The records:
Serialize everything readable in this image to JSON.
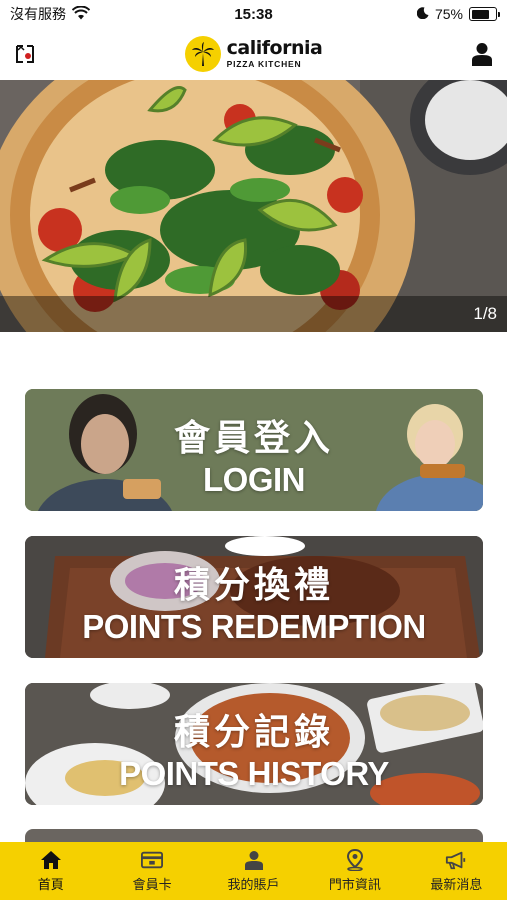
{
  "status_bar": {
    "carrier": "沒有服務",
    "time": "15:38",
    "battery_percent": "75%",
    "battery_level": 0.75,
    "icons": [
      "wifi-icon",
      "moon-icon",
      "battery-icon"
    ]
  },
  "header": {
    "brand_name": "california",
    "brand_sub": "PIZZA KITCHEN",
    "left_icon": "language-switch-icon",
    "right_icon": "user-icon"
  },
  "hero": {
    "counter": "1/8"
  },
  "cards": [
    {
      "title_zh": "會員登入",
      "title_en": "LOGIN"
    },
    {
      "title_zh": "積分換禮",
      "title_en": "POINTS REDEMPTION"
    },
    {
      "title_zh": "積分記錄",
      "title_en": "POINTS HISTORY"
    }
  ],
  "bottom_nav": [
    {
      "label": "首頁",
      "icon": "home-icon",
      "active": true
    },
    {
      "label": "會員卡",
      "icon": "member-card-icon",
      "active": false
    },
    {
      "label": "我的賬戶",
      "icon": "account-icon",
      "active": false
    },
    {
      "label": "門市資訊",
      "icon": "location-pin-icon",
      "active": false
    },
    {
      "label": "最新消息",
      "icon": "megaphone-icon",
      "active": false
    }
  ],
  "colors": {
    "brand_yellow": "#f5d000",
    "nav_text": "#222222"
  }
}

Problem statement:
Find the word "POINTS" in the entries above and gather every line that holds it.

Solution to this exercise:
      "title_en": "POINTS REDEMPTION"
      "title_en": "POINTS HISTORY"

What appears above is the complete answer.